Your instructions: Print out the material that follows word for word.

**** Data

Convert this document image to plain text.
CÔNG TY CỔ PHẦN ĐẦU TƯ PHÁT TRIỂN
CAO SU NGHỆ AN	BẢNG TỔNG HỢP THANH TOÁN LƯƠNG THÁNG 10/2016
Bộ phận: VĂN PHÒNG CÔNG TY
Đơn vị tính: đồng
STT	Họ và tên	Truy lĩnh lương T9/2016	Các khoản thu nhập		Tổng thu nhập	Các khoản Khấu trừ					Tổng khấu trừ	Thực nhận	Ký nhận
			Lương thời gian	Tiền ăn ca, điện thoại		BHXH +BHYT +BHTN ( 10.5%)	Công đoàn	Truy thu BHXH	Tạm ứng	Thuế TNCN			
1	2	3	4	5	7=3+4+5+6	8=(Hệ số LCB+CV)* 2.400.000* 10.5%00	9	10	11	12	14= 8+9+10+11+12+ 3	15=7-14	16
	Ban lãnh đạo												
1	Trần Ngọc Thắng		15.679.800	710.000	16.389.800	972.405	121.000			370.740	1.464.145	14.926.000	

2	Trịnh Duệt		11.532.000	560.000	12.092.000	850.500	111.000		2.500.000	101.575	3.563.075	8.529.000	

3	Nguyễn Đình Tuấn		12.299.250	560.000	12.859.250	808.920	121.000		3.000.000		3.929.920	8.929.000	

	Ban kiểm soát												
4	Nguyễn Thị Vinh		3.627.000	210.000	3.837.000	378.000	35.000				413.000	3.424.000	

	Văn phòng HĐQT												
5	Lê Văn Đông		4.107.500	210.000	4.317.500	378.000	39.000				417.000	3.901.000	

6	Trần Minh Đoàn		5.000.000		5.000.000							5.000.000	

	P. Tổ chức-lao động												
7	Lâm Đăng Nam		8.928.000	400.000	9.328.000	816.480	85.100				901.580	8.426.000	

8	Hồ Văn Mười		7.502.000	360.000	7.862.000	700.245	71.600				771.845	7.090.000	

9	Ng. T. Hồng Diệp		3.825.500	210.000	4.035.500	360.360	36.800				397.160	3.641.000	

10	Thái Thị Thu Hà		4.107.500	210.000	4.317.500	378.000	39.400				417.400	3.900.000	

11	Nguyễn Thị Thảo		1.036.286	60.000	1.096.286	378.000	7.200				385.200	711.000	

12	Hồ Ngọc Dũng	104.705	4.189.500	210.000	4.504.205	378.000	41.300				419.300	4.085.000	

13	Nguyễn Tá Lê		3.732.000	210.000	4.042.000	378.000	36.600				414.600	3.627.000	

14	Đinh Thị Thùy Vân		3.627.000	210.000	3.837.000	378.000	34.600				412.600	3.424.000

********

Worked solution:
Convert this document image to plain text.
CÔNG TY CỔ PHẦN ĐẦU TƯ PHÁT TRIỂN
CAO SU NGHỆ AN	BẢNG TỔNG HỢP THANH TOÁN LƯƠNG THÁNG 10/2016
Bộ phận: VĂN PHÒNG CÔNG TY
Đơn vị tính: đồng
STT	Họ và tên	Truy lĩnh lương T9/2016	Các khoản thu nhập		Tổng thu nhập	Các khoản Khấu trừ					Tổng khấu trừ	Thực nhận	Ký nhận
			Lương thời gian	Tiền ăn ca, điện thoại		BHXH +BHYT +BHTN ( 10.5%)	Công đoàn	Truy thu BHXH	Tạm ứng	Thuế TNCN			
1	2	3	4	5	7=3+4+5+6	8=(Hệ số LCB+CV)* 2.400.000* 10.5%00	9	10	11	12	14= 8+9+10+11+12+ 3	15=7-14	16
	Ban lãnh đạo												
1	Trần Ngọc Thắng		15.679.800	710.000	16.389.800	972.405	121.000			370.740	1.464.145	14.926.000	

2	Trịnh Duệt		11.532.000	560.000	12.092.000	850.500	111.000		2.500.000	101.575	3.563.075	8.529.000	

3	Nguyễn Đình Tuấn		12.299.250	560.000	12.859.250	808.920	121.000		3.000.000		3.929.920	8.929.000	

	Ban kiểm soát												
4	Nguyễn Thị Vinh		3.627.000	210.000	3.837.000	378.000	35.000				413.000	3.424.000	

	Văn phòng HĐQT												
5	Lê Văn Đông		4.107.500	210.000	4.317.500	378.000	39.000				417.000	3.901.000	

6	Trần Minh Đoàn		5.000.000		5.000.000							5.000.000	

	P. Tổ chức-lao động												
7	Lâm Đăng Nam		8.928.000	400.000	9.328.000	816.480	85.100				901.580	8.426.000	

8	Hồ Văn Mười		7.502.000	360.000	7.862.000	700.245	71.600				771.845	7.090.000	

9	Ng. T. Hồng Diệp		3.825.500	210.000	4.035.500	360.360	36.800				397.160	3.641.000	

10	Thái Thị Thu Hà		4.107.500	210.000	4.317.500	378.000	39.400				417.400	3.900.000	

11	Nguyễn Thị Thảo		1.036.286	60.000	1.096.286	378.000	7.200				385.200	711.000	

12	Hồ Ngọc Dũng	104.705	4.189.500	210.000	4.504.205	378.000	41.300				419.300	4.085.000	

13	Nguyễn Tá Lê		3.732.000	210.000	4.042.000	378.000	36.600				414.600	3.627.000	

14	Đinh Thị Thùy Vân		3.627.000	210.000	3.837.000	378.000	34.600				412.600	3.424.000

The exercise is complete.